(Records excerpted from a collection)
[BEGIN]

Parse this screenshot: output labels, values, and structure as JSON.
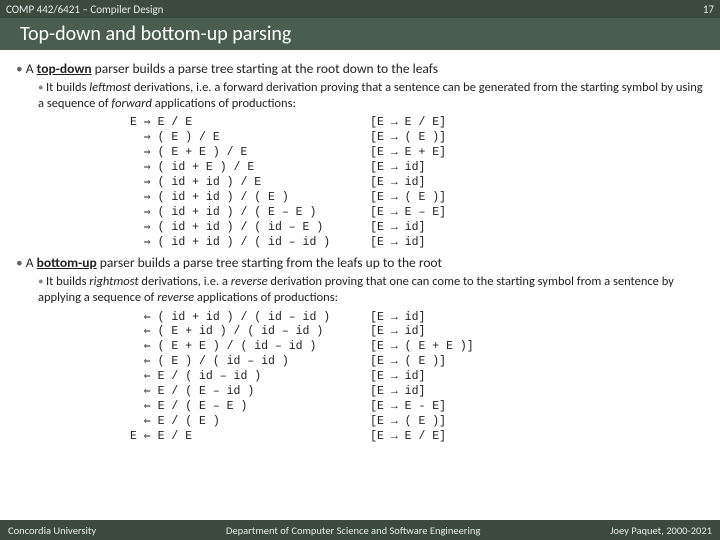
{
  "header": {
    "course": "COMP 442/6421 – Compiler Design",
    "page": "17"
  },
  "title": "Top-down and bottom-up parsing",
  "p1": {
    "lead_a": "A ",
    "lead_b": "top-down",
    "lead_c": " parser builds a parse tree starting at the root down to the leafs",
    "sub_a": "It builds ",
    "sub_b": "leftmost",
    "sub_c": " derivations, i.e. a forward derivation proving that a sentence can be generated from the starting symbol by using a sequence of ",
    "sub_d": "forward",
    "sub_e": " applications of productions:"
  },
  "d1_left": "E ⇒ E / E\n  ⇒ ( E ) / E\n  ⇒ ( E + E ) / E\n  ⇒ ( id + E ) / E\n  ⇒ ( id + id ) / E\n  ⇒ ( id + id ) / ( E )\n  ⇒ ( id + id ) / ( E – E )\n  ⇒ ( id + id ) / ( id – E )\n  ⇒ ( id + id ) / ( id – id )",
  "d1_right": "[E → E / E]\n[E → ( E )]\n[E → E + E]\n[E → id]\n[E → id]\n[E → ( E )]\n[E → E – E]\n[E → id]\n[E → id]",
  "p2": {
    "lead_a": "A ",
    "lead_b": "bottom-up",
    "lead_c": " parser builds a parse tree starting from the leafs up to the root",
    "sub_a": "It builds ",
    "sub_b": "rightmost",
    "sub_c": " derivations, i.e. a ",
    "sub_d": "reverse",
    "sub_e": " derivation proving that one can come to the starting symbol from a sentence by applying a sequence of ",
    "sub_f": "reverse",
    "sub_g": " applications of productions:"
  },
  "d2_left": "  ⇐ ( id + id ) / ( id – id )\n  ⇐ ( E + id ) / ( id – id )\n  ⇐ ( E + E ) / ( id – id )\n  ⇐ ( E ) / ( id – id )\n  ⇐ E / ( id – id )\n  ⇐ E / ( E – id )\n  ⇐ E / ( E – E )\n  ⇐ E / ( E )\nE ⇐ E / E",
  "d2_right": "[E → id]\n[E → id]\n[E → ( E + E )]\n[E → ( E )]\n[E → id]\n[E → id]\n[E → E - E]\n[E → ( E )]\n[E → E / E]",
  "footer": {
    "left": "Concordia University",
    "mid": "Department of Computer Science and Software Engineering",
    "right": "Joey Paquet, 2000-2021"
  }
}
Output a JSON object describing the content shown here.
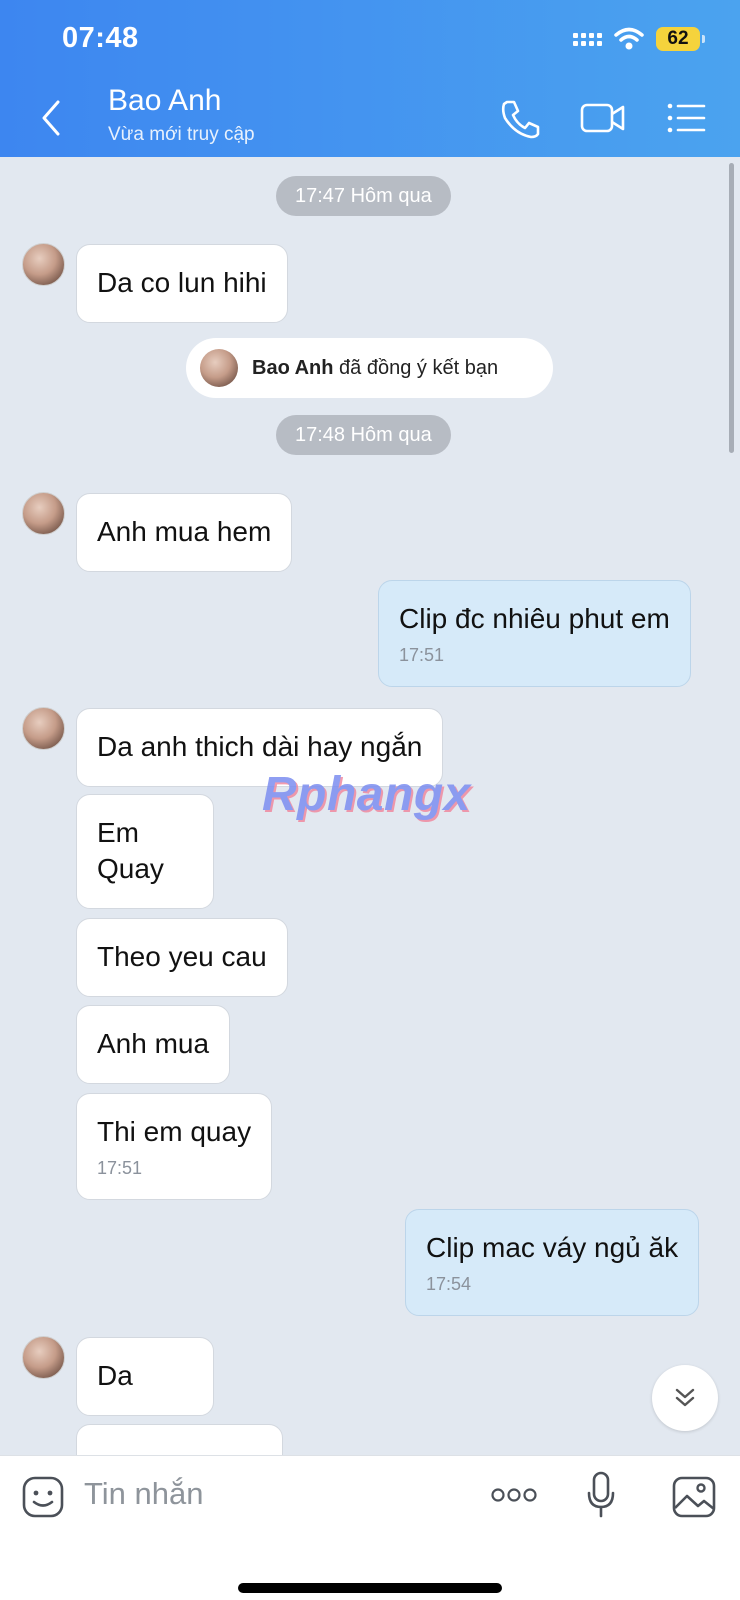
{
  "status_bar": {
    "time": "07:48",
    "battery": "62"
  },
  "header": {
    "contact_name": "Bao Anh",
    "contact_status": "Vừa mới truy cập"
  },
  "chat": {
    "time_separator_1": "17:47 Hôm qua",
    "time_separator_2": "17:48 Hôm qua",
    "system_event": {
      "name": "Bao Anh",
      "text": "đã đồng ý kết bạn"
    },
    "messages": [
      {
        "from": "contact",
        "text": "Da co lun hihi"
      },
      {
        "from": "contact",
        "text": "Anh mua hem"
      },
      {
        "from": "me",
        "text": "Clip đc nhiêu phut em",
        "time": "17:51"
      },
      {
        "from": "contact",
        "text": "Da anh thich dài hay ngắn"
      },
      {
        "from": "contact",
        "text": "Em Quay"
      },
      {
        "from": "contact",
        "text": "Theo yeu cau"
      },
      {
        "from": "contact",
        "text": "Anh mua"
      },
      {
        "from": "contact",
        "text": "Thi em quay",
        "time": "17:51"
      },
      {
        "from": "me",
        "text": "Clip mac váy ngủ ăk",
        "time": "17:54"
      },
      {
        "from": "contact",
        "text": "Da"
      }
    ],
    "watermark": "Rphangx"
  },
  "input": {
    "placeholder": "Tin nhắn"
  },
  "colors": {
    "header_gradient_start": "#3d86f0",
    "header_gradient_end": "#4ba3ef",
    "my_bubble": "#d6eaf9",
    "chat_bg": "#e2e8f0"
  }
}
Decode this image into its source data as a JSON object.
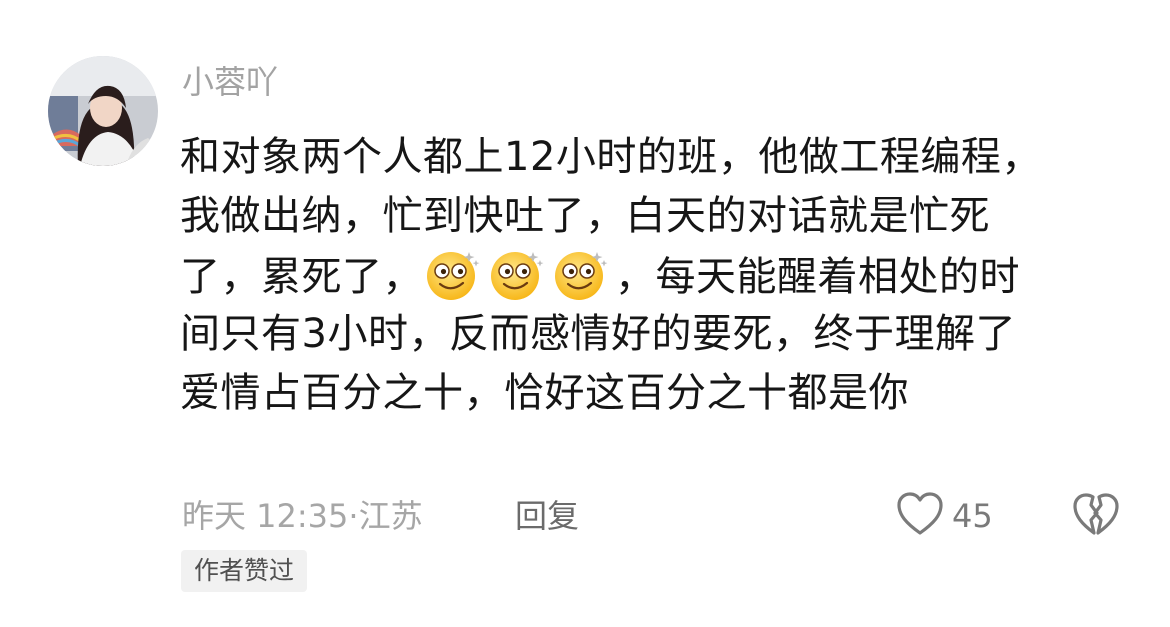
{
  "comment": {
    "username": "小蓉吖",
    "lines": [
      [
        "和对象两个人都上12小时的班，他做工程编程，"
      ],
      [
        "我做出纳，忙到快吐了，白天的对话就是忙死"
      ],
      [
        "了，累死了，",
        "，每天能醒着相处的时"
      ],
      [
        "间只有3小时，反而感情好的要死，终于理解了"
      ],
      [
        "爱情占百分之十，恰好这百分之十都是你"
      ]
    ],
    "emojis": [
      "dizzy-smile-emoji",
      "dizzy-smile-emoji",
      "dizzy-smile-emoji"
    ],
    "timestamp": "昨天 12:35",
    "separator": "·",
    "location": "江苏",
    "reply_label": "回复",
    "like_count": "45",
    "badge": "作者赞过"
  },
  "icons": {
    "like": "heart-outline-icon",
    "dislike": "broken-heart-icon"
  },
  "colors": {
    "text": "#161616",
    "secondary": "#a6a6a6",
    "badge_bg": "#f1f1f1"
  }
}
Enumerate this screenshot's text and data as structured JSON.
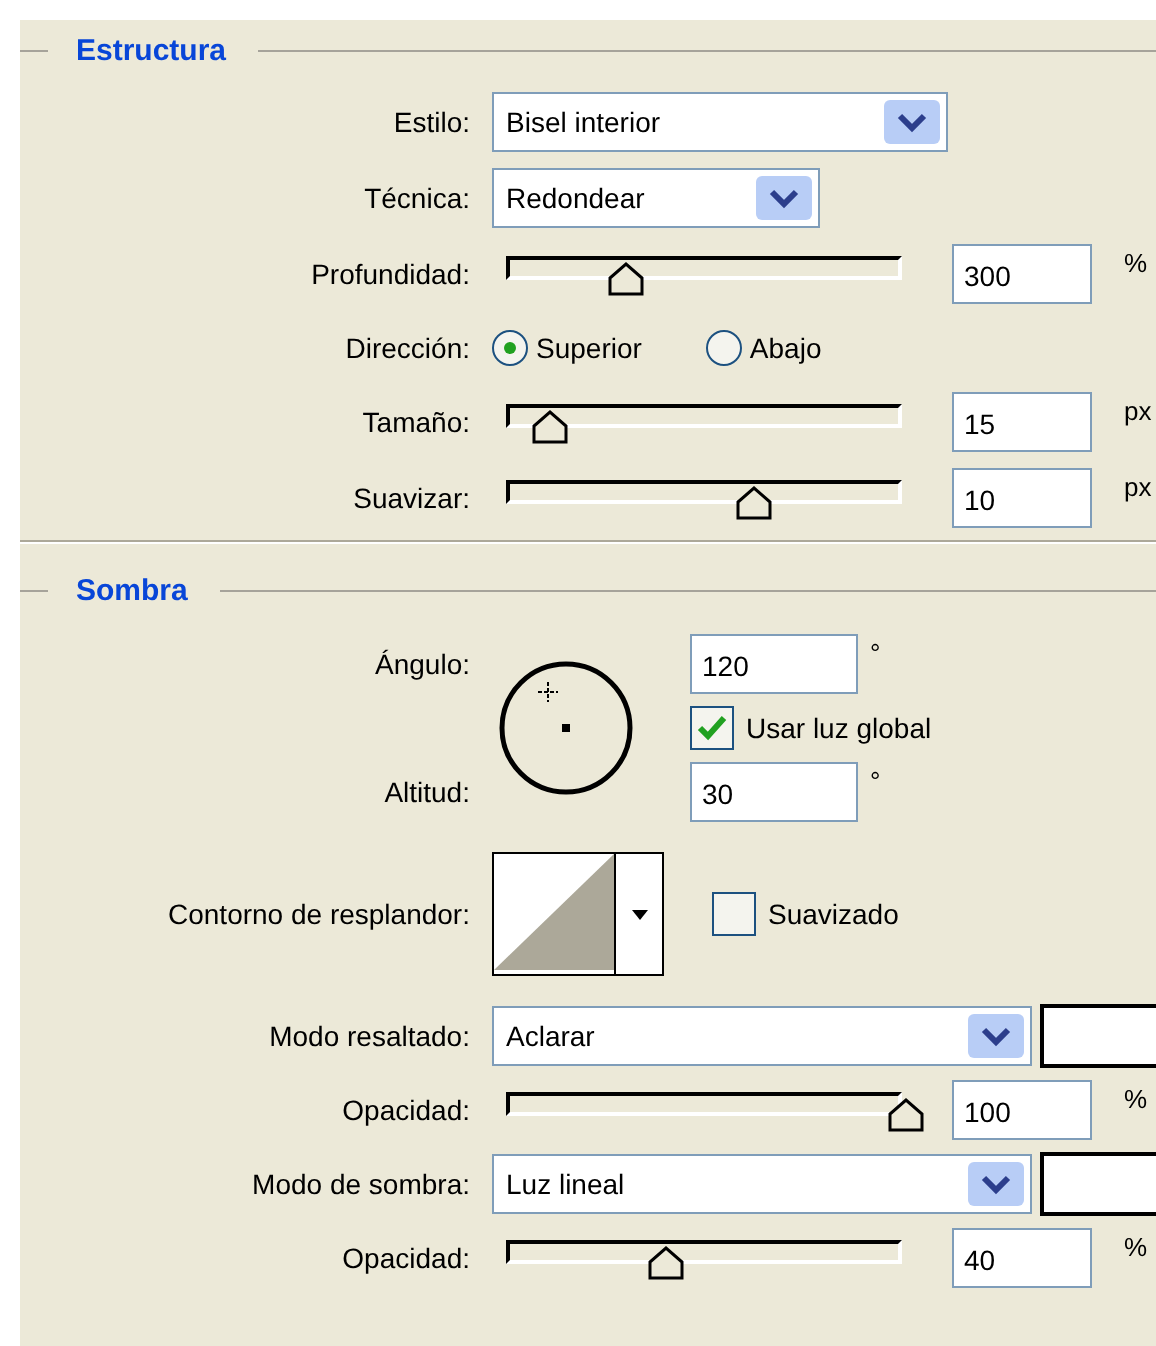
{
  "sections": [
    {
      "title": "Estructura",
      "rows": [
        {
          "kind": "select",
          "label": "Estilo:",
          "value": "Bisel interior"
        },
        {
          "kind": "select",
          "label": "Técnica:",
          "value": "Redondear"
        },
        {
          "kind": "slider",
          "label": "Profundidad:",
          "level": 0.3,
          "value": "300",
          "unit": "%"
        },
        {
          "kind": "radio",
          "label": "Dirección:",
          "options": [
            {
              "label": "Superior",
              "selected": true
            },
            {
              "label": "Abajo",
              "selected": false
            }
          ]
        },
        {
          "kind": "slider",
          "label": "Tamaño:",
          "level": 0.11,
          "value": "15",
          "unit": "px"
        },
        {
          "kind": "slider",
          "label": "Suavizar:",
          "level": 0.62,
          "value": "10",
          "unit": "px"
        }
      ]
    },
    {
      "title": "Sombra",
      "rows": [
        {
          "kind": "angle",
          "angle_label": "Ángulo:",
          "angle_value": "120",
          "angle_unit": "°",
          "altitude_label": "Altitud:",
          "altitude_value": "30",
          "altitude_unit": "°",
          "global_light": {
            "label": "Usar luz global",
            "checked": true
          }
        },
        {
          "kind": "contour",
          "label": "Contorno de resplandor:",
          "antialias": {
            "label": "Suavizado",
            "checked": false
          }
        },
        {
          "kind": "select",
          "label": "Modo resaltado:",
          "value": "Aclarar",
          "color": "#ffffff"
        },
        {
          "kind": "slider",
          "label": "Opacidad:",
          "level": 1.0,
          "value": "100",
          "unit": "%"
        },
        {
          "kind": "select",
          "label": "Modo de sombra:",
          "value": "Luz lineal",
          "color": "#ffffff"
        },
        {
          "kind": "slider",
          "label": "Opacidad:",
          "level": 0.4,
          "value": "40",
          "unit": "%"
        }
      ]
    }
  ]
}
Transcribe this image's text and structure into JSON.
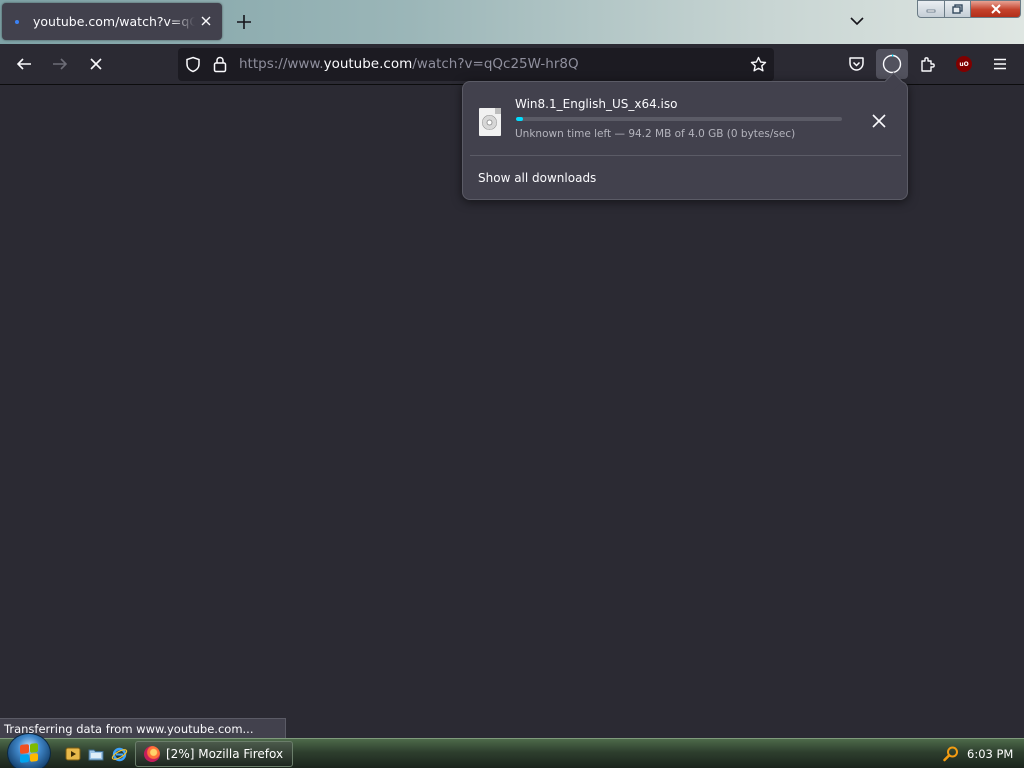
{
  "browser": {
    "tab": {
      "title": "youtube.com/watch?v=qQc25W-hr8Q",
      "favicon_color": "#3b82f6"
    },
    "urlbar": {
      "prefix": "https://www.",
      "host": "youtube.com",
      "path": "/watch?v=qQc25W-hr8Q"
    },
    "accent_color": "#00ddff",
    "page_background": "#2b2a33"
  },
  "downloads_panel": {
    "item": {
      "filename": "Win8.1_English_US_x64.iso",
      "status": "Unknown time left — 94.2 MB of 4.0 GB (0 bytes/sec)",
      "progress_fraction": 0.023
    },
    "show_all_label": "Show all downloads"
  },
  "status_bar": {
    "text": "Transferring data from www.youtube.com..."
  },
  "taskbar": {
    "active_window": "[2%] Mozilla Firefox",
    "clock": "6:03 PM"
  }
}
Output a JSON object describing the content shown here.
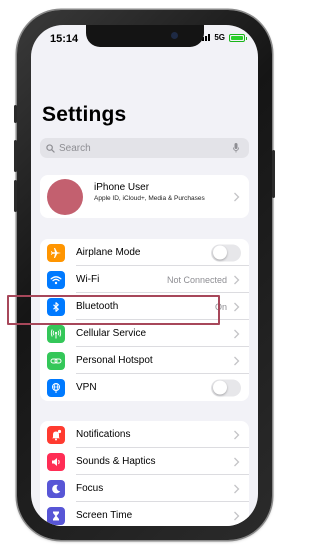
{
  "status_bar": {
    "time": "15:14",
    "network": "5G"
  },
  "header": {
    "title": "Settings"
  },
  "search": {
    "placeholder": "Search"
  },
  "profile": {
    "name": "iPhone User",
    "subtitle": "Apple ID, iCloud+, Media & Purchases"
  },
  "group1": [
    {
      "label": "Airplane Mode",
      "icon": "airplane-icon",
      "color": "#ff9500",
      "toggle": false
    },
    {
      "label": "Wi-Fi",
      "icon": "wifi-icon",
      "color": "#007aff",
      "value": "Not Connected"
    },
    {
      "label": "Bluetooth",
      "icon": "bluetooth-icon",
      "color": "#007aff",
      "value": "On"
    },
    {
      "label": "Cellular Service",
      "icon": "cellular-icon",
      "color": "#34c759"
    },
    {
      "label": "Personal Hotspot",
      "icon": "hotspot-icon",
      "color": "#34c759"
    },
    {
      "label": "VPN",
      "icon": "vpn-icon",
      "color": "#007aff",
      "toggle": false
    }
  ],
  "group2": [
    {
      "label": "Notifications",
      "icon": "notifications-icon",
      "color": "#ff3b30"
    },
    {
      "label": "Sounds & Haptics",
      "icon": "sounds-icon",
      "color": "#ff2d55"
    },
    {
      "label": "Focus",
      "icon": "focus-icon",
      "color": "#5856d6"
    },
    {
      "label": "Screen Time",
      "icon": "screen-time-icon",
      "color": "#5856d6"
    }
  ],
  "highlight_color": "#a7475a"
}
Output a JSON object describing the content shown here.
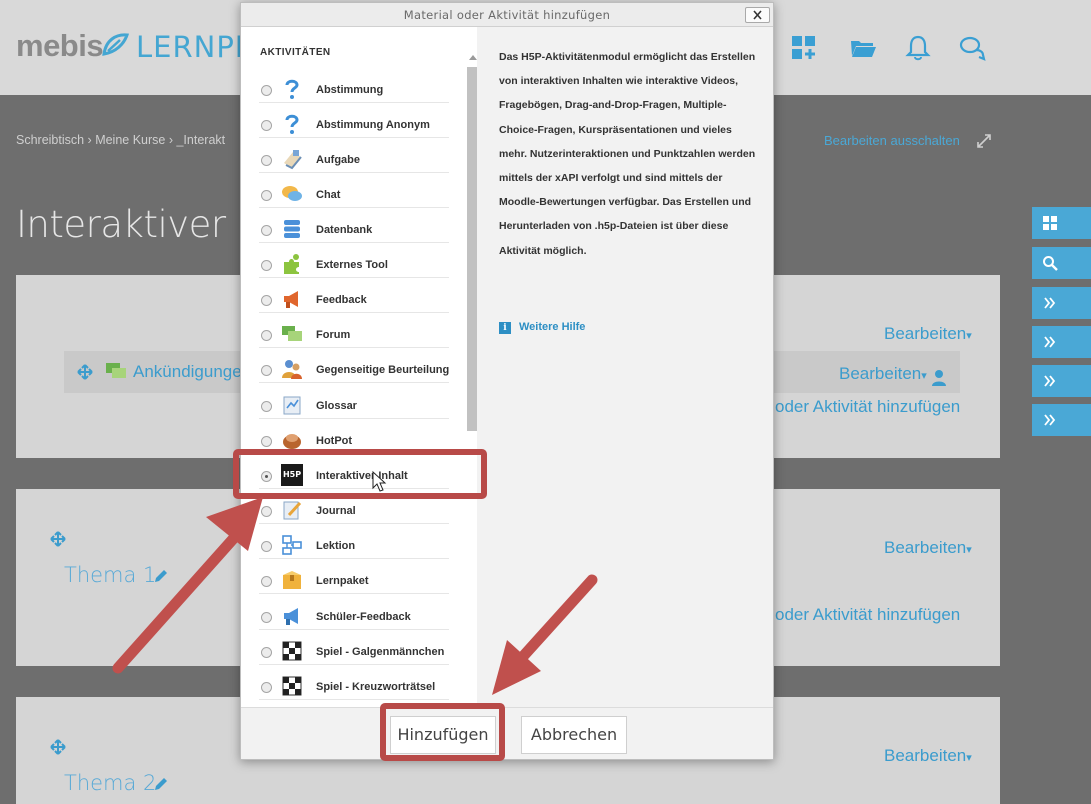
{
  "header": {
    "logo_text": "mebis",
    "logo_sub": "LERNPLA"
  },
  "breadcrumb": {
    "text": "Schreibtisch › Meine Kurse › _Interakt"
  },
  "edit_toggle": "Bearbeiten ausschalten",
  "page_title": "Interaktiver Inh",
  "course": {
    "edit_label": "Bearbeiten",
    "edit_arrow": "▾",
    "announcement": "Ankündigunge",
    "add_activity": "oder Aktivität hinzufügen",
    "topic1": "Thema 1",
    "topic2": "Thema 2"
  },
  "modal": {
    "title": "Material oder Aktivität hinzufügen",
    "close_label": "×",
    "section": "AKTIVITÄTEN",
    "items": [
      {
        "label": "Abstimmung",
        "icon": "question-icon"
      },
      {
        "label": "Abstimmung Anonym",
        "icon": "question-icon"
      },
      {
        "label": "Aufgabe",
        "icon": "assignment-icon"
      },
      {
        "label": "Chat",
        "icon": "chat-icon"
      },
      {
        "label": "Datenbank",
        "icon": "database-icon"
      },
      {
        "label": "Externes Tool",
        "icon": "puzzle-icon"
      },
      {
        "label": "Feedback",
        "icon": "megaphone-icon"
      },
      {
        "label": "Forum",
        "icon": "forum-icon"
      },
      {
        "label": "Gegenseitige Beurteilung",
        "icon": "people-icon"
      },
      {
        "label": "Glossar",
        "icon": "glossary-icon"
      },
      {
        "label": "HotPot",
        "icon": "hotpot-icon"
      },
      {
        "label": "Interaktiver Inhalt",
        "icon": "h5p-icon",
        "selected": true
      },
      {
        "label": "Journal",
        "icon": "journal-icon"
      },
      {
        "label": "Lektion",
        "icon": "lesson-icon"
      },
      {
        "label": "Lernpaket",
        "icon": "package-icon"
      },
      {
        "label": "Schüler-Feedback",
        "icon": "megaphone-blue-icon"
      },
      {
        "label": "Spiel - Galgenmännchen",
        "icon": "checker-icon"
      },
      {
        "label": "Spiel - Kreuzworträtsel",
        "icon": "checker-icon"
      }
    ],
    "h5p_badge": "H5P",
    "description": "Das H5P-Aktivitätenmodul ermöglicht das Erstellen von interaktiven Inhalten wie interaktive Videos, Fragebögen, Drag-and-Drop-Fragen, Multiple-Choice-Fragen, Kurspräsentationen und vieles mehr. Nutzerinteraktionen und Punktzahlen werden mittels der xAPI verfolgt und sind mittels der Moodle-Bewertungen verfügbar. Das Erstellen und Herunterladen von .h5p-Dateien ist über diese Aktivität möglich.",
    "help_badge": "i",
    "help_link": "Weitere Hilfe",
    "add_button": "Hinzufügen",
    "cancel_button": "Abbrechen"
  },
  "colors": {
    "accent": "#4aa8d6",
    "highlight": "#b84a48",
    "arrow": "#c0504d"
  }
}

[END]

▶ [Your instructions]:
Gather up the lines containing the word "tree" from these records and copy them.

▶ [Solved exercise]:
    "lead_c": " parser builds a parse tree starting at the root down to the leafs",
    "lead_c": " parser builds a parse tree starting from the leafs up to the root",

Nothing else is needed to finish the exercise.